Stored entries:

————————

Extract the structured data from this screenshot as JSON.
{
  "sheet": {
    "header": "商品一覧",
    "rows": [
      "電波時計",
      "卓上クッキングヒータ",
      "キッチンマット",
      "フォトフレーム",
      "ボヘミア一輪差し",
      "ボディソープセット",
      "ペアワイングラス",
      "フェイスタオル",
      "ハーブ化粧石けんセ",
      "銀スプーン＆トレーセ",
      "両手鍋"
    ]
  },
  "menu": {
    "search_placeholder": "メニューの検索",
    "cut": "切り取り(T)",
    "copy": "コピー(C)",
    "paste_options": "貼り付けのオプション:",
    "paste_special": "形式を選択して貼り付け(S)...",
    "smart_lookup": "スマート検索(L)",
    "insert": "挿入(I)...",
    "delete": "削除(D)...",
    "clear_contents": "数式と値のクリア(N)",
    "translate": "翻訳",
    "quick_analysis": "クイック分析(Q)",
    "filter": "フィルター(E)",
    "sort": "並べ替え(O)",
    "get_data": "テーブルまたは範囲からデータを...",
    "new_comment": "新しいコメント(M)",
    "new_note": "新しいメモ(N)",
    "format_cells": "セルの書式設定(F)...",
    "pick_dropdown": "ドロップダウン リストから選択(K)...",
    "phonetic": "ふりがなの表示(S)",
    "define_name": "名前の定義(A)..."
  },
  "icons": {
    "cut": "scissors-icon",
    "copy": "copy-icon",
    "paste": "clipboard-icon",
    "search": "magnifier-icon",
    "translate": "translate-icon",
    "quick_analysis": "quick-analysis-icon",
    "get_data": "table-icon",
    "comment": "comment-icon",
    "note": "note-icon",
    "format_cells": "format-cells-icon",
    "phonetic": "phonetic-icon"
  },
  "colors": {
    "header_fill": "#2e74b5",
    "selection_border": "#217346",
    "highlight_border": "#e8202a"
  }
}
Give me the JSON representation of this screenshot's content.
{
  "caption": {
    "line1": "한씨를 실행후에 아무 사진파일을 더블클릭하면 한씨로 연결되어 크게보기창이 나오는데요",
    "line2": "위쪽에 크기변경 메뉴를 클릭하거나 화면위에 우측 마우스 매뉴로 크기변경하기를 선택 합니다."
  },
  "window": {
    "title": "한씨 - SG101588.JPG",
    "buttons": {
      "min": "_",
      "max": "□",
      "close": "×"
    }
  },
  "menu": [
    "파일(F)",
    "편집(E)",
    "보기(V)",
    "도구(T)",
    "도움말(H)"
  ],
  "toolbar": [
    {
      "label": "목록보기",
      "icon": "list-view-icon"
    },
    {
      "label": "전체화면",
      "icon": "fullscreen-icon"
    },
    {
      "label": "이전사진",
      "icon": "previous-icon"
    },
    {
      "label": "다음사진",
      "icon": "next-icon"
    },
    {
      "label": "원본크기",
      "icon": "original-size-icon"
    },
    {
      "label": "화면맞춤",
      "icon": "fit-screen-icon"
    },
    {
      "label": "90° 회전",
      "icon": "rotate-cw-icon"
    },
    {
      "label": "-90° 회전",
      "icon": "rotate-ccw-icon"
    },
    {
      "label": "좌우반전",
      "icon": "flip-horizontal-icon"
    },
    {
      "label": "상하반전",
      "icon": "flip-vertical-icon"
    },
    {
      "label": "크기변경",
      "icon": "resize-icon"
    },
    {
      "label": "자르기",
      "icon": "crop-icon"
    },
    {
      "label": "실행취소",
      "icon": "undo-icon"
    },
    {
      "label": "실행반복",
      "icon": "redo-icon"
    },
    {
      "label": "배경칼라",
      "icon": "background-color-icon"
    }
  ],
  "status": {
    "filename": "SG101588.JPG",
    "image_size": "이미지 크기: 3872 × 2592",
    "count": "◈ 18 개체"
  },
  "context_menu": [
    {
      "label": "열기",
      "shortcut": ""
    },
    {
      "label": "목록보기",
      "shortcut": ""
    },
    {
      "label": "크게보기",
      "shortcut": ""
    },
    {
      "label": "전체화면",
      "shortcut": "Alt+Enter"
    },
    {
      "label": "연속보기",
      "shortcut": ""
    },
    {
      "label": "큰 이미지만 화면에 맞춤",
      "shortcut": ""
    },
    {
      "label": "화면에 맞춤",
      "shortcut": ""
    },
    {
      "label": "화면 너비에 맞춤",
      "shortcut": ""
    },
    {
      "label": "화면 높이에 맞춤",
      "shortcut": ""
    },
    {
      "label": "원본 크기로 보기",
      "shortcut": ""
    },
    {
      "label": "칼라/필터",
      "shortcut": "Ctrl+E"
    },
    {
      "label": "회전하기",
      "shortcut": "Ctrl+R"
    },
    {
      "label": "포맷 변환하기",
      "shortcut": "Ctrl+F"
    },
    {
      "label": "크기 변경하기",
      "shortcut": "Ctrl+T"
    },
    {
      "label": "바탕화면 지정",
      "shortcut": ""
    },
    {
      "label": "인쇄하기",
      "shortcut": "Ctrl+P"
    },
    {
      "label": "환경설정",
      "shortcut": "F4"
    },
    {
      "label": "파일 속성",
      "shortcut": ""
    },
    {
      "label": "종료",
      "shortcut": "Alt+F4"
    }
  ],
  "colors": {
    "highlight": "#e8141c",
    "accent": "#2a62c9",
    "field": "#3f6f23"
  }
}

————————

DESCRIPTION OF THE TASK:
Repeat every line of the records above exactly.

EXERCISE OUTPUT:
Extract the structured data from this screenshot as JSON.
{
  "sheet": {
    "header": "商品一覧",
    "rows": [
      "電波時計",
      "卓上クッキングヒータ",
      "キッチンマット",
      "フォトフレーム",
      "ボヘミア一輪差し",
      "ボディソープセット",
      "ペアワイングラス",
      "フェイスタオル",
      "ハーブ化粧石けんセ",
      "銀スプーン＆トレーセ",
      "両手鍋"
    ]
  },
  "menu": {
    "search_placeholder": "メニューの検索",
    "cut": "切り取り(T)",
    "copy": "コピー(C)",
    "paste_options": "貼り付けのオプション:",
    "paste_special": "形式を選択して貼り付け(S)...",
    "smart_lookup": "スマート検索(L)",
    "insert": "挿入(I)...",
    "delete": "削除(D)...",
    "clear_contents": "数式と値のクリア(N)",
    "translate": "翻訳",
    "quick_analysis": "クイック分析(Q)",
    "filter": "フィルター(E)",
    "sort": "並べ替え(O)",
    "get_data": "テーブルまたは範囲からデータを...",
    "new_comment": "新しいコメント(M)",
    "new_note": "新しいメモ(N)",
    "format_cells": "セルの書式設定(F)...",
    "pick_dropdown": "ドロップダウン リストから選択(K)...",
    "phonetic": "ふりがなの表示(S)",
    "define_name": "名前の定義(A)..."
  },
  "icons": {
    "cut": "scissors-icon",
    "copy": "copy-icon",
    "paste": "clipboard-icon",
    "search": "magnifier-icon",
    "translate": "translate-icon",
    "quick_analysis": "quick-analysis-icon",
    "get_data": "table-icon",
    "comment": "comment-icon",
    "note": "note-icon",
    "format_cells": "format-cells-icon",
    "phonetic": "phonetic-icon"
  },
  "colors": {
    "header_fill": "#2e74b5",
    "selection_border": "#217346",
    "highlight_border": "#e8202a"
  }
}
Give me the JSON representation of this screenshot's content.
{
  "caption": {
    "line1": "한씨를 실행후에 아무 사진파일을 더블클릭하면 한씨로 연결되어 크게보기창이 나오는데요",
    "line2": "위쪽에 크기변경 메뉴를 클릭하거나 화면위에 우측 마우스 매뉴로 크기변경하기를 선택 합니다."
  },
  "window": {
    "title": "한씨 - SG101588.JPG",
    "buttons": {
      "min": "_",
      "max": "□",
      "close": "×"
    }
  },
  "menu": [
    "파일(F)",
    "편집(E)",
    "보기(V)",
    "도구(T)",
    "도움말(H)"
  ],
  "toolbar": [
    {
      "label": "목록보기",
      "icon": "list-view-icon"
    },
    {
      "label": "전체화면",
      "icon": "fullscreen-icon"
    },
    {
      "label": "이전사진",
      "icon": "previous-icon"
    },
    {
      "label": "다음사진",
      "icon": "next-icon"
    },
    {
      "label": "원본크기",
      "icon": "original-size-icon"
    },
    {
      "label": "화면맞춤",
      "icon": "fit-screen-icon"
    },
    {
      "label": "90° 회전",
      "icon": "rotate-cw-icon"
    },
    {
      "label": "-90° 회전",
      "icon": "rotate-ccw-icon"
    },
    {
      "label": "좌우반전",
      "icon": "flip-horizontal-icon"
    },
    {
      "label": "상하반전",
      "icon": "flip-vertical-icon"
    },
    {
      "label": "크기변경",
      "icon": "resize-icon"
    },
    {
      "label": "자르기",
      "icon": "crop-icon"
    },
    {
      "label": "실행취소",
      "icon": "undo-icon"
    },
    {
      "label": "실행반복",
      "icon": "redo-icon"
    },
    {
      "label": "배경칼라",
      "icon": "background-color-icon"
    }
  ],
  "status": {
    "filename": "SG101588.JPG",
    "image_size": "이미지 크기: 3872 × 2592",
    "count": "◈ 18 개체"
  },
  "context_menu": [
    {
      "label": "열기",
      "shortcut": ""
    },
    {
      "label": "목록보기",
      "shortcut": ""
    },
    {
      "label": "크게보기",
      "shortcut": ""
    },
    {
      "label": "전체화면",
      "shortcut": "Alt+Enter"
    },
    {
      "label": "연속보기",
      "shortcut": ""
    },
    {
      "label": "큰 이미지만 화면에 맞춤",
      "shortcut": ""
    },
    {
      "label": "화면에 맞춤",
      "shortcut": ""
    },
    {
      "label": "화면 너비에 맞춤",
      "shortcut": ""
    },
    {
      "label": "화면 높이에 맞춤",
      "shortcut": ""
    },
    {
      "label": "원본 크기로 보기",
      "shortcut": ""
    },
    {
      "label": "칼라/필터",
      "shortcut": "Ctrl+E"
    },
    {
      "label": "회전하기",
      "shortcut": "Ctrl+R"
    },
    {
      "label": "포맷 변환하기",
      "shortcut": "Ctrl+F"
    },
    {
      "label": "크기 변경하기",
      "shortcut": "Ctrl+T"
    },
    {
      "label": "바탕화면 지정",
      "shortcut": ""
    },
    {
      "label": "인쇄하기",
      "shortcut": "Ctrl+P"
    },
    {
      "label": "환경설정",
      "shortcut": "F4"
    },
    {
      "label": "파일 속성",
      "shortcut": ""
    },
    {
      "label": "종료",
      "shortcut": "Alt+F4"
    }
  ],
  "colors": {
    "highlight": "#e8141c",
    "accent": "#2a62c9",
    "field": "#3f6f23"
  }
}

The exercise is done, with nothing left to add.